**GIVEN PROBLEM:** Transcribe each line of the records below exactly, excluding any embedded images.

**DATA ROWS:**
☆ ☆ ☆ ☆ ☆
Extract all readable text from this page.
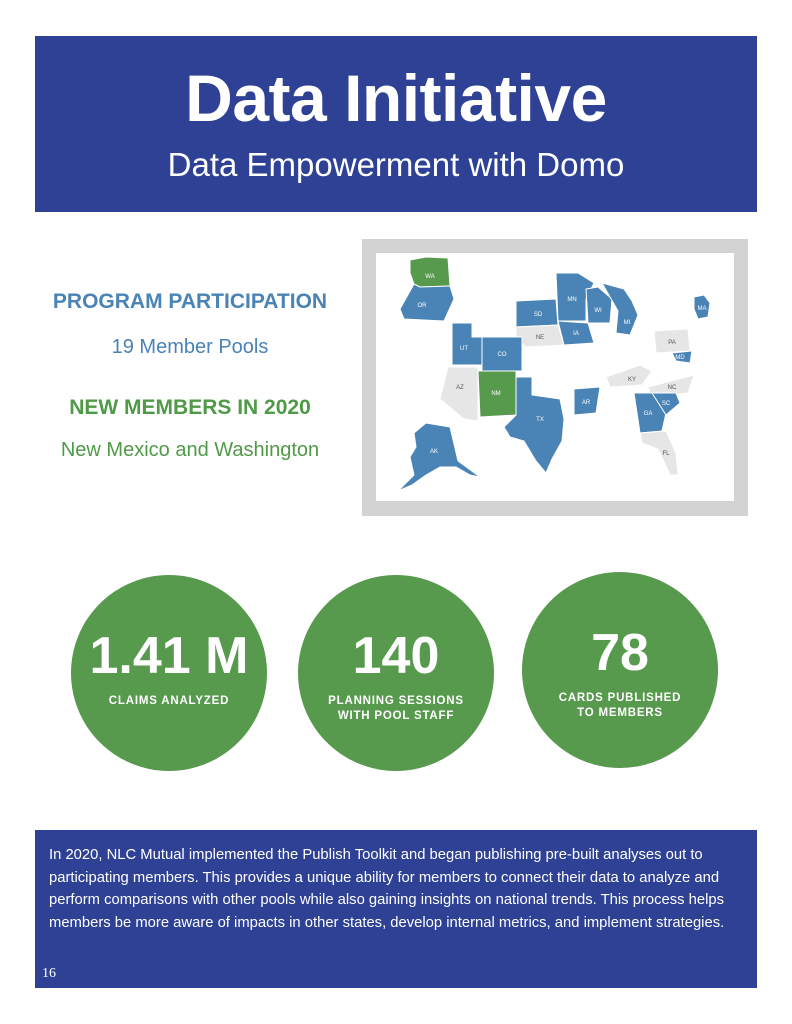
Data Initiative
Data Empowerment with Domo
PROGRAM PARTICIPATION
19 Member Pools
NEW MEMBERS IN 2020
New Mexico and Washington
WA
OR
SD
MN
WI
MI
IA
UT
CO
NM
TX
AR
MD
GA
SC
AK
MA
NE
AZ
PA
KY
NC
FL
1.41 M
CLAIMS ANALYZED
140
PLANNING SESSIONS
WITH POOL STAFF
78
CARDS PUBLISHED
TO MEMBERS
In 2020, NLC Mutual implemented the Publish Toolkit and began publishing pre-built analyses out to participating members. This provides a unique ability for members to connect their data to analyze and perform comparisons with other pools while also gaining insights on national trends. This process helps members be more aware of impacts in other states, develop internal metrics, and implement strategies.
16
☆ ☆ ☆ ☆ ☆
**IN RESPONSE:**
Extract all readable text from this page.
Data Initiative
Data Empowerment with Domo
PROGRAM PARTICIPATION
19 Member Pools
NEW MEMBERS IN 2020
New Mexico and Washington
WA
OR
SD
MN
WI
MI
IA
UT
CO
NM
TX
AR
MD
GA
SC
AK
MA
NE
AZ
PA
KY
NC
FL
1.41 M
CLAIMS ANALYZED
140
PLANNING SESSIONS
WITH POOL STAFF
78
CARDS PUBLISHED
TO MEMBERS
In 2020, NLC Mutual implemented the Publish Toolkit and began publishing pre-built analyses out to participating members. This provides a unique ability for members to connect their data to analyze and perform comparisons with other pools while also gaining insights on national trends. This process helps members be more aware of impacts in other states, develop internal metrics, and implement strategies.
16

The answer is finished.